Data extract:
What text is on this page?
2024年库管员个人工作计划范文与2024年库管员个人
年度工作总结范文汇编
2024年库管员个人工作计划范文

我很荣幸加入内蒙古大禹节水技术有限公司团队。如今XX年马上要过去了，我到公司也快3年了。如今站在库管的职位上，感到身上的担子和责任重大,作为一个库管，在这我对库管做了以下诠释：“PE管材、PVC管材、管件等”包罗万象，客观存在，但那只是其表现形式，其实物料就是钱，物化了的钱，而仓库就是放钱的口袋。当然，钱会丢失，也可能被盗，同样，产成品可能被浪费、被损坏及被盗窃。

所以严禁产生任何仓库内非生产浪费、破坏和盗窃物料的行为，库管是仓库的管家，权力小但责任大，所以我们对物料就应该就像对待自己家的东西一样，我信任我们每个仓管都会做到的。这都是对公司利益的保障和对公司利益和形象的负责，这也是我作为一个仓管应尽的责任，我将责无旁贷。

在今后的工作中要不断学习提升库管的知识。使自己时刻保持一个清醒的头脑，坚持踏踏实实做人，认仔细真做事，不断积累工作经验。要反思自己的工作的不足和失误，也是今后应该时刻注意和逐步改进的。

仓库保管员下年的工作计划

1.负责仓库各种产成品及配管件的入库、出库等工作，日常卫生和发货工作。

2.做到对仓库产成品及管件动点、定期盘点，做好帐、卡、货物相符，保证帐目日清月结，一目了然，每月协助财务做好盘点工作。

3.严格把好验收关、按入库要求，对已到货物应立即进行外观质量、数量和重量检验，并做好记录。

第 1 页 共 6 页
* * *
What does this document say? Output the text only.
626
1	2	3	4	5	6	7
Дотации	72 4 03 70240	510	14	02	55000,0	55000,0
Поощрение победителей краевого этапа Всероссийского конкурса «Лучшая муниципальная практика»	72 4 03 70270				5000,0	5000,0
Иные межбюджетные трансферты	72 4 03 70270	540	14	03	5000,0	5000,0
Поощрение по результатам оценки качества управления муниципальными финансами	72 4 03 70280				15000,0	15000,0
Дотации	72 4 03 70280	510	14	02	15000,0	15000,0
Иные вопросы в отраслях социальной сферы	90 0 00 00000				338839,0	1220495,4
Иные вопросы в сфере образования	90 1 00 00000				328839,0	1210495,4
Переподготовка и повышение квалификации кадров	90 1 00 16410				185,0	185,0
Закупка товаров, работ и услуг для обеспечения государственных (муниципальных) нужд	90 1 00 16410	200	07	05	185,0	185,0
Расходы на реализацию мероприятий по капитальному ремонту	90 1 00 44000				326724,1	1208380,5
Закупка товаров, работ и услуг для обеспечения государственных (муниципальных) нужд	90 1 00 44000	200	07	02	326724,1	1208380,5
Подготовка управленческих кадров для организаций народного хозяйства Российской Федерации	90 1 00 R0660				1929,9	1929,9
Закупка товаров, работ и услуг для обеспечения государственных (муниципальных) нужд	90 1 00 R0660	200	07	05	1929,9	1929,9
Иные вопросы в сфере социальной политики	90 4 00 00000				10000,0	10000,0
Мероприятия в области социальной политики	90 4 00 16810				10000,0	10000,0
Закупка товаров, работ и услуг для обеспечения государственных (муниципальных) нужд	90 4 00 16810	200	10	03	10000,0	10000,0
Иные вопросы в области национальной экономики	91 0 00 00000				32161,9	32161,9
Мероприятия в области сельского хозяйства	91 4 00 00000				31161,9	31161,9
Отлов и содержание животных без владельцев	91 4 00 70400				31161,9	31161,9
...
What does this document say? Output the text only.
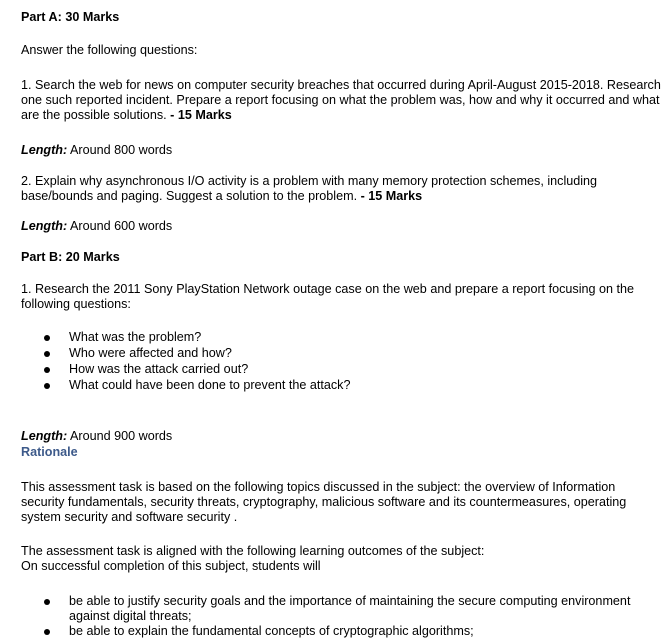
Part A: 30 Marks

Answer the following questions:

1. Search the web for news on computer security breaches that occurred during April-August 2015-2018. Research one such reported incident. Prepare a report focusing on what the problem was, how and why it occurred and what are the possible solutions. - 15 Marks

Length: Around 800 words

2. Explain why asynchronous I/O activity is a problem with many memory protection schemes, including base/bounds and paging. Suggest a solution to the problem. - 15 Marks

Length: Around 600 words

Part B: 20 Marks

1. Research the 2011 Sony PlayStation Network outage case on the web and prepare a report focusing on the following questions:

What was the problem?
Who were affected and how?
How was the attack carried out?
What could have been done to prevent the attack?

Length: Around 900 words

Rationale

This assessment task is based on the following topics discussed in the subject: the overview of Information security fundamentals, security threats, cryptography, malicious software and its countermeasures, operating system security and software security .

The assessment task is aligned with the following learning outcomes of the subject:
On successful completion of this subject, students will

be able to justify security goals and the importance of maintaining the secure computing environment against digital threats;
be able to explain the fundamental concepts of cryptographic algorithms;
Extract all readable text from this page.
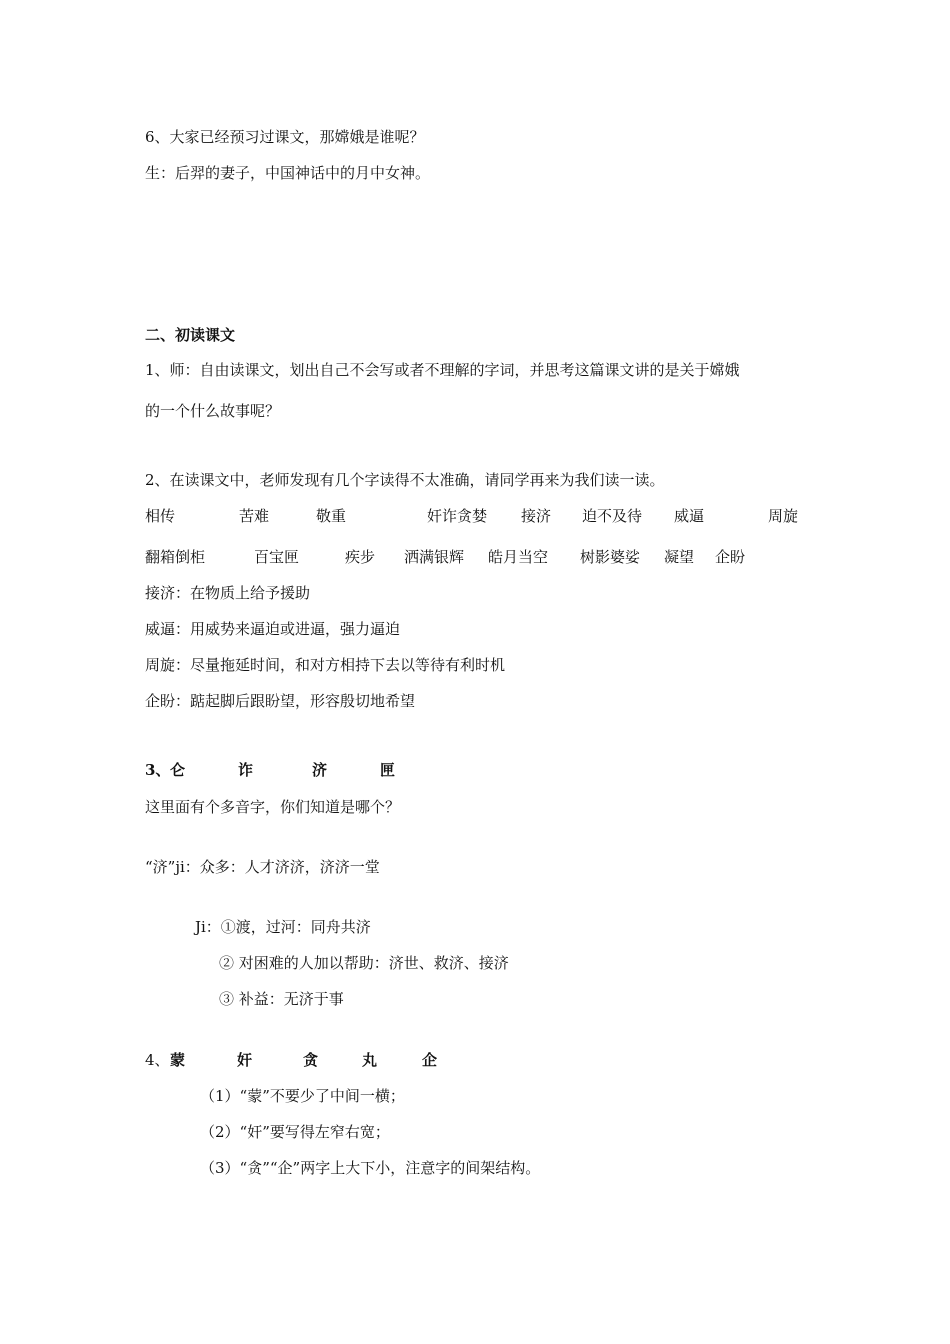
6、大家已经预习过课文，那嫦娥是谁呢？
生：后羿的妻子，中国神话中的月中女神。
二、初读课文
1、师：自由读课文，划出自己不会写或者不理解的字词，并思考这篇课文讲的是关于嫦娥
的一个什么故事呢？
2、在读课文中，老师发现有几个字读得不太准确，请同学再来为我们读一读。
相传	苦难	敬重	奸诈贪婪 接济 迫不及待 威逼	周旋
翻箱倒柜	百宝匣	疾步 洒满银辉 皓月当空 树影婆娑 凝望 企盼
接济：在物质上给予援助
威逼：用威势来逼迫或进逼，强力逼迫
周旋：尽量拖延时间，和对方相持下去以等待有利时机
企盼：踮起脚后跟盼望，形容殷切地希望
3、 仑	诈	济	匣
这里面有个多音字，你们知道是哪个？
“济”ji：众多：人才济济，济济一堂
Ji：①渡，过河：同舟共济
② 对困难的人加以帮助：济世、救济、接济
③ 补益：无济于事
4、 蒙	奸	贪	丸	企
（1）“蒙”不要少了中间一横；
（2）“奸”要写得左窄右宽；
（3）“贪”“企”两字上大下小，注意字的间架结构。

What you need to do: Check each line of the records for the word "социальной", and show the lines that contain it.

Exercise solution:
Иные вопросы в отраслях социальной сферы	90 0 00 00000				338839,0	1220495,4
Иные вопросы в сфере социальной политики	90 4 00 00000				10000,0	10000,0
Мероприятия в области социальной политики	90 4 00 16810				10000,0	10000,0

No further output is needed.